Items from a figure collection

================

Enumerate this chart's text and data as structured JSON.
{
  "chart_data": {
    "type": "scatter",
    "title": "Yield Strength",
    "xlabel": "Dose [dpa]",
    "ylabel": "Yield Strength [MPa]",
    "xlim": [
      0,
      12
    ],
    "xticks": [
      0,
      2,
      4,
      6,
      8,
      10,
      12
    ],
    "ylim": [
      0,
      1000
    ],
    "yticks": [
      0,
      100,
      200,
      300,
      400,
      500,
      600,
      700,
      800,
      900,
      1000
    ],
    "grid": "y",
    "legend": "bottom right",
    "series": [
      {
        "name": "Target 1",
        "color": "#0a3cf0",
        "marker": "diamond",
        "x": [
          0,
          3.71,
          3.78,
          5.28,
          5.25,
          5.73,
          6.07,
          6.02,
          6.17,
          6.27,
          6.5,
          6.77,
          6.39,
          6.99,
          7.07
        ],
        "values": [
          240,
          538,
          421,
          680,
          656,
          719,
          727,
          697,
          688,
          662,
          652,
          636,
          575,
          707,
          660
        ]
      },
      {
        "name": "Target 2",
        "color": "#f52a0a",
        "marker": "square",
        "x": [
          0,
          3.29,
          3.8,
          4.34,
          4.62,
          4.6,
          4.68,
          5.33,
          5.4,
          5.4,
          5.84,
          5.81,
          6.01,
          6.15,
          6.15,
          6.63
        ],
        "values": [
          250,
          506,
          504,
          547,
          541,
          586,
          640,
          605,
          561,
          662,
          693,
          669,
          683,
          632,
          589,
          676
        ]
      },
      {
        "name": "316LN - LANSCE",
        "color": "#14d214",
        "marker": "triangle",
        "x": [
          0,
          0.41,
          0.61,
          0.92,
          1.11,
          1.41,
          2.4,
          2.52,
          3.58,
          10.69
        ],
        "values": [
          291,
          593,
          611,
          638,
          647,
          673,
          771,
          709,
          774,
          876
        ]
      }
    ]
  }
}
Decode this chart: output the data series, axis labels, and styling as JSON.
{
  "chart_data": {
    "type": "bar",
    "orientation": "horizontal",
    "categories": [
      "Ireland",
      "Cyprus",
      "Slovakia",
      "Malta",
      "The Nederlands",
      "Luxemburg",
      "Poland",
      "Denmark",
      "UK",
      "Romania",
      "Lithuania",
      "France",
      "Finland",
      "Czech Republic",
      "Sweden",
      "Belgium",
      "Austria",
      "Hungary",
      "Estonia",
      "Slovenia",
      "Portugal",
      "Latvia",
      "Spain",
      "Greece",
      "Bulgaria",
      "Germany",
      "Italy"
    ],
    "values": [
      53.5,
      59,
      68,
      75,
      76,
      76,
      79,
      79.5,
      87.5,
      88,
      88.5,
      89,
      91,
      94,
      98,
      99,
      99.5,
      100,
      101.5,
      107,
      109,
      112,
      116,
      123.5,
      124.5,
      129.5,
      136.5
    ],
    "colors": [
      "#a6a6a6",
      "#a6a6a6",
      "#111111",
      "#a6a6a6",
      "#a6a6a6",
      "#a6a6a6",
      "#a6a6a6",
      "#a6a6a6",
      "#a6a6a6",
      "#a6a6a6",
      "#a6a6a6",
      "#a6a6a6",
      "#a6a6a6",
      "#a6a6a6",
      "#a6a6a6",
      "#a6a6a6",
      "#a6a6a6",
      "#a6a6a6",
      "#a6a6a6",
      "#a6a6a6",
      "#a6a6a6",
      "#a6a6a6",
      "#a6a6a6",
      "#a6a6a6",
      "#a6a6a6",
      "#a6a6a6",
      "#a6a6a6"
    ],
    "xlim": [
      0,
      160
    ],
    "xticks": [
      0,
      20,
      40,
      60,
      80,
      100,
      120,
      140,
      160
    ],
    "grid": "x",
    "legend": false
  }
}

================

- [Instruction]:
Pick out, from the lines above, every one that contains the string "Strength".

- [Task result]:
    "title": "Yield Strength",
    "ylabel": "Yield Strength [MPa]",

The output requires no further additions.